* Begin *
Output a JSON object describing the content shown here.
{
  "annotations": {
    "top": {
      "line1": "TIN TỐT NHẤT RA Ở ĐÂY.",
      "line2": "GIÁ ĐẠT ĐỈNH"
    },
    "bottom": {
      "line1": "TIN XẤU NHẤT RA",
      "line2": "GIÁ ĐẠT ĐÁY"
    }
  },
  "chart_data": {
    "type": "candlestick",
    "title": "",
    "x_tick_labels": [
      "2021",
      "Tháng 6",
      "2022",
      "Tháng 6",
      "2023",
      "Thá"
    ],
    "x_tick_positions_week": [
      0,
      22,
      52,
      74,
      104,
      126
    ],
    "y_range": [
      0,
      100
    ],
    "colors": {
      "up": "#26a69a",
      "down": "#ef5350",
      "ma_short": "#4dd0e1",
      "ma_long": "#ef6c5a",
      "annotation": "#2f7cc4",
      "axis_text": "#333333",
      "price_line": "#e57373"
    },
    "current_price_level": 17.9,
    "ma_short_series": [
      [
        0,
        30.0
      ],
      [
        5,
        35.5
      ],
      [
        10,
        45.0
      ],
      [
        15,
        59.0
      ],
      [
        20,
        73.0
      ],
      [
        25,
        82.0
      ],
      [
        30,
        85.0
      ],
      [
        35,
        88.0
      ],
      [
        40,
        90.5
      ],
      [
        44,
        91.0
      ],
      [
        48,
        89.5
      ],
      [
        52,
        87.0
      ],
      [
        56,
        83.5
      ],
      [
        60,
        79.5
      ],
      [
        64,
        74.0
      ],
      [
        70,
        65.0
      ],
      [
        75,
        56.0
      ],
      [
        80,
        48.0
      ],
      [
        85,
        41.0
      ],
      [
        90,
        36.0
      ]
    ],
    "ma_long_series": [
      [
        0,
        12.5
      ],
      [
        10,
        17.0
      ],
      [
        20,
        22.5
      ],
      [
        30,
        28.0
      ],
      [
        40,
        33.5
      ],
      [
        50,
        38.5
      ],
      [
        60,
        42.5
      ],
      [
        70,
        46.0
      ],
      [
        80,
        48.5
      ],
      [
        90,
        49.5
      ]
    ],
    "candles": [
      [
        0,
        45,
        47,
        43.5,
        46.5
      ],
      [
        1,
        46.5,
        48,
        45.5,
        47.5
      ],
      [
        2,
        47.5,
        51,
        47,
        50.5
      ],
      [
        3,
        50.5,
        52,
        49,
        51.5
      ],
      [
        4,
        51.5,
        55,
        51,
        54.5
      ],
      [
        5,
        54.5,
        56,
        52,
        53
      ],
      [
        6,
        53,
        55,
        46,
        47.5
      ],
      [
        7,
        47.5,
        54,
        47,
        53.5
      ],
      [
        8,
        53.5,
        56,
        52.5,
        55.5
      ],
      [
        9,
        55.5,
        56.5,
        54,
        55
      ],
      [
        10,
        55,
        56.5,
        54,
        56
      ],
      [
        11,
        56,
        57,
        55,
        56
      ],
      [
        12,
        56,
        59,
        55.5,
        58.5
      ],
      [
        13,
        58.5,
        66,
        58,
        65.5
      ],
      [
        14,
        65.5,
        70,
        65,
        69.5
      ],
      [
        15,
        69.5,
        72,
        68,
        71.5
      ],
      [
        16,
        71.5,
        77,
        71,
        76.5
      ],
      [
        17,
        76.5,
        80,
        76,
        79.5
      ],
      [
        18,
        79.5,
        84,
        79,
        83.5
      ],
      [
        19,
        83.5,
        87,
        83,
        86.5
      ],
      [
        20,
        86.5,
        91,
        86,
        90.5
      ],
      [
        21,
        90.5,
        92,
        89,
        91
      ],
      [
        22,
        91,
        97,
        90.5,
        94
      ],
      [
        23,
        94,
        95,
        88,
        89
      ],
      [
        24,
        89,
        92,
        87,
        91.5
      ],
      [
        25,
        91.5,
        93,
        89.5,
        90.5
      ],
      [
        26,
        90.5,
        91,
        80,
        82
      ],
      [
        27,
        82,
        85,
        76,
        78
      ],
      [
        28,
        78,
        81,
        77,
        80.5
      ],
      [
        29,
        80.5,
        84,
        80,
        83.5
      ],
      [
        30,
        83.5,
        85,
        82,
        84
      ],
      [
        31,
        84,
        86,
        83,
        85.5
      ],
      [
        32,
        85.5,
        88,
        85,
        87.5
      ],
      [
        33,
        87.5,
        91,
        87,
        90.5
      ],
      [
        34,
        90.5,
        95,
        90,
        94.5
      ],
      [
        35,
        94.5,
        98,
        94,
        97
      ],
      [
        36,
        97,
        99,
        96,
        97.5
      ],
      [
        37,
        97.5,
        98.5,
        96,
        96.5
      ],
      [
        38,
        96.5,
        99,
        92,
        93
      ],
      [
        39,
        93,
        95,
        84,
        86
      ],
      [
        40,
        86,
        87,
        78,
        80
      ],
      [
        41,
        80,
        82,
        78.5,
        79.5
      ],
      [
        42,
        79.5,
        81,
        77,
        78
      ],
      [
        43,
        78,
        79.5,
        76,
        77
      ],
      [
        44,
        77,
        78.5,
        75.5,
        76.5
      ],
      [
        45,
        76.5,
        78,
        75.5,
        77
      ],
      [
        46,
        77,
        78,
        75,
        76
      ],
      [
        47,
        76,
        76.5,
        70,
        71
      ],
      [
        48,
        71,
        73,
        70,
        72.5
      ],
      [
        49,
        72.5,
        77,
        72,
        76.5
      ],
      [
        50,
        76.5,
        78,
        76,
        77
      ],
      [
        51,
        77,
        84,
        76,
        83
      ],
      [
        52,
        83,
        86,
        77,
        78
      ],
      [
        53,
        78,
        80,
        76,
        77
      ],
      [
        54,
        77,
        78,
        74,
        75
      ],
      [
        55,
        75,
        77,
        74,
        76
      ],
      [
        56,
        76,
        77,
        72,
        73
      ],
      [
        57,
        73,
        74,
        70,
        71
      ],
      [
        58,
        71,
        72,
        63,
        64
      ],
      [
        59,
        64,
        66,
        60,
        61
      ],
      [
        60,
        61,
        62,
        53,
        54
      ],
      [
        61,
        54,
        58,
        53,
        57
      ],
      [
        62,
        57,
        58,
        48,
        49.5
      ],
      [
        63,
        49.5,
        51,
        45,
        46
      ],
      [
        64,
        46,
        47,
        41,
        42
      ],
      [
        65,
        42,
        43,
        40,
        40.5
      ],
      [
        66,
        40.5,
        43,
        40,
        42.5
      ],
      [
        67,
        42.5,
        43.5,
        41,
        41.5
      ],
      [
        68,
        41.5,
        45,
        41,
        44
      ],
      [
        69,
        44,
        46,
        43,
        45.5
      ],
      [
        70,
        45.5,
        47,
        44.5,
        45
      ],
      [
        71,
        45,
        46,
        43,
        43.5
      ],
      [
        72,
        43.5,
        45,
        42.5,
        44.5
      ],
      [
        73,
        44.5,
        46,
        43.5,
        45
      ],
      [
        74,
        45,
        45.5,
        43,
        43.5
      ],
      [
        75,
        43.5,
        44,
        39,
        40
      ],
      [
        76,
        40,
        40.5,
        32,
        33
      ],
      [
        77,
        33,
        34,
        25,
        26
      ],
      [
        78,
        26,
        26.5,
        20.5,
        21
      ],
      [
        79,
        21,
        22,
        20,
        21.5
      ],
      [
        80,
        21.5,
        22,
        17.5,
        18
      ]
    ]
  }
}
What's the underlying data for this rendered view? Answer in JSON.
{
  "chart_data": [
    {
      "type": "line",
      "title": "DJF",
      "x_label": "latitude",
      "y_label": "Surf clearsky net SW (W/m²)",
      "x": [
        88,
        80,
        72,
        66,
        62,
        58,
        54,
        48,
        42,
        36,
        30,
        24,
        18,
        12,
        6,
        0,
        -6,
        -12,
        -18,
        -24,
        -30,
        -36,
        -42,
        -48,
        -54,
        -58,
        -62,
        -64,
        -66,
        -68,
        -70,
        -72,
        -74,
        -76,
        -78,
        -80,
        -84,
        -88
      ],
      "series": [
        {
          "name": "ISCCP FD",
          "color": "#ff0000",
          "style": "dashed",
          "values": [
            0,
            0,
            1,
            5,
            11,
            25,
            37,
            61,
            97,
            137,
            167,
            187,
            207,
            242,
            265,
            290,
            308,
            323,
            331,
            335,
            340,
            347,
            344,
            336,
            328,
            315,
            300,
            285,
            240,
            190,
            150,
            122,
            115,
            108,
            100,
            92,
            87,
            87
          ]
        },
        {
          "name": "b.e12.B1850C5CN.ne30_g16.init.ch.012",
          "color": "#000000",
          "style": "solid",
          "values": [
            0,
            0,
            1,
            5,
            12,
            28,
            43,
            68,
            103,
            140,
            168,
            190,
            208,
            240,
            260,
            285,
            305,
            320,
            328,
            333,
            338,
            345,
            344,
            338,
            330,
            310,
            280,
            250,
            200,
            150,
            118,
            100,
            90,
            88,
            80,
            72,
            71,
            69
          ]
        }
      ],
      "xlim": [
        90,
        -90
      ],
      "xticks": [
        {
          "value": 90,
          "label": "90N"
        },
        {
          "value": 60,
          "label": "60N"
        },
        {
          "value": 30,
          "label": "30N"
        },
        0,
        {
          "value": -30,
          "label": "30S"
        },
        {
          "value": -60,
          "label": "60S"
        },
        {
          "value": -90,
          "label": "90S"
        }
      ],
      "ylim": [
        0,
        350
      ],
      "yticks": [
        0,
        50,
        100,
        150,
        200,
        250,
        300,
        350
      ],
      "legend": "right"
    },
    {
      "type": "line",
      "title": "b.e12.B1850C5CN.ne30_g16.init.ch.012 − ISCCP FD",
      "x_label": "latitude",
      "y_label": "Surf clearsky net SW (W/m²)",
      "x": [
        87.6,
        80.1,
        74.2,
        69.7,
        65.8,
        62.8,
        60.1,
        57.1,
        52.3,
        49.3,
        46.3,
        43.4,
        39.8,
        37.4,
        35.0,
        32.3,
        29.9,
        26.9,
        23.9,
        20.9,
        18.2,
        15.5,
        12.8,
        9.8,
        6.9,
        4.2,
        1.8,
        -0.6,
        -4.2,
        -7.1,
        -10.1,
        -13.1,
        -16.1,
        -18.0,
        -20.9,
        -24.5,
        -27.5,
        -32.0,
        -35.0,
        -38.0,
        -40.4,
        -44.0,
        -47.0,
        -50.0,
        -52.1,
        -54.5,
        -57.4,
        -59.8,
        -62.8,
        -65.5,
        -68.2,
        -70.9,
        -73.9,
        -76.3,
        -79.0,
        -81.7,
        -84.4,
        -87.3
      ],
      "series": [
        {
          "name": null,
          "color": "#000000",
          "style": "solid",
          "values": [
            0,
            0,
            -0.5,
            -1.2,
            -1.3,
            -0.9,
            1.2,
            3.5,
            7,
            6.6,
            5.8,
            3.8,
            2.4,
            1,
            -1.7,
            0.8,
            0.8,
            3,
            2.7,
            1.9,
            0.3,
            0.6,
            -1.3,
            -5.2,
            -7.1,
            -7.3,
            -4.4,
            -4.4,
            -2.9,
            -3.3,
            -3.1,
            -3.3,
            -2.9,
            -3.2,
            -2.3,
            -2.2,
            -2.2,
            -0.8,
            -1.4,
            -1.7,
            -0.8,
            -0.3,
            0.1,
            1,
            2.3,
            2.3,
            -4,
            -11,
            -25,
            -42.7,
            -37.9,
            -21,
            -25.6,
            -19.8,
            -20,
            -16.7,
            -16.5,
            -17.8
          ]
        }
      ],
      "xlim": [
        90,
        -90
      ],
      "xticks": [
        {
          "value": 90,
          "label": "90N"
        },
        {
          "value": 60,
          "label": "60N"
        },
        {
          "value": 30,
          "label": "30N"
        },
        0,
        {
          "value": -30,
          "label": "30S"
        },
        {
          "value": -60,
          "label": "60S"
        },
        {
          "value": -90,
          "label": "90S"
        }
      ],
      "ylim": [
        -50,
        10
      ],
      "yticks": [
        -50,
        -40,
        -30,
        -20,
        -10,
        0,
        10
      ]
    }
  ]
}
* End *
AIM: Go through the listing above and list every line that has the word "JSON".

PROBLEM SOLUTION:
Output a JSON object describing the content shown here.
What's the underlying data for this rendered view? Answer in JSON.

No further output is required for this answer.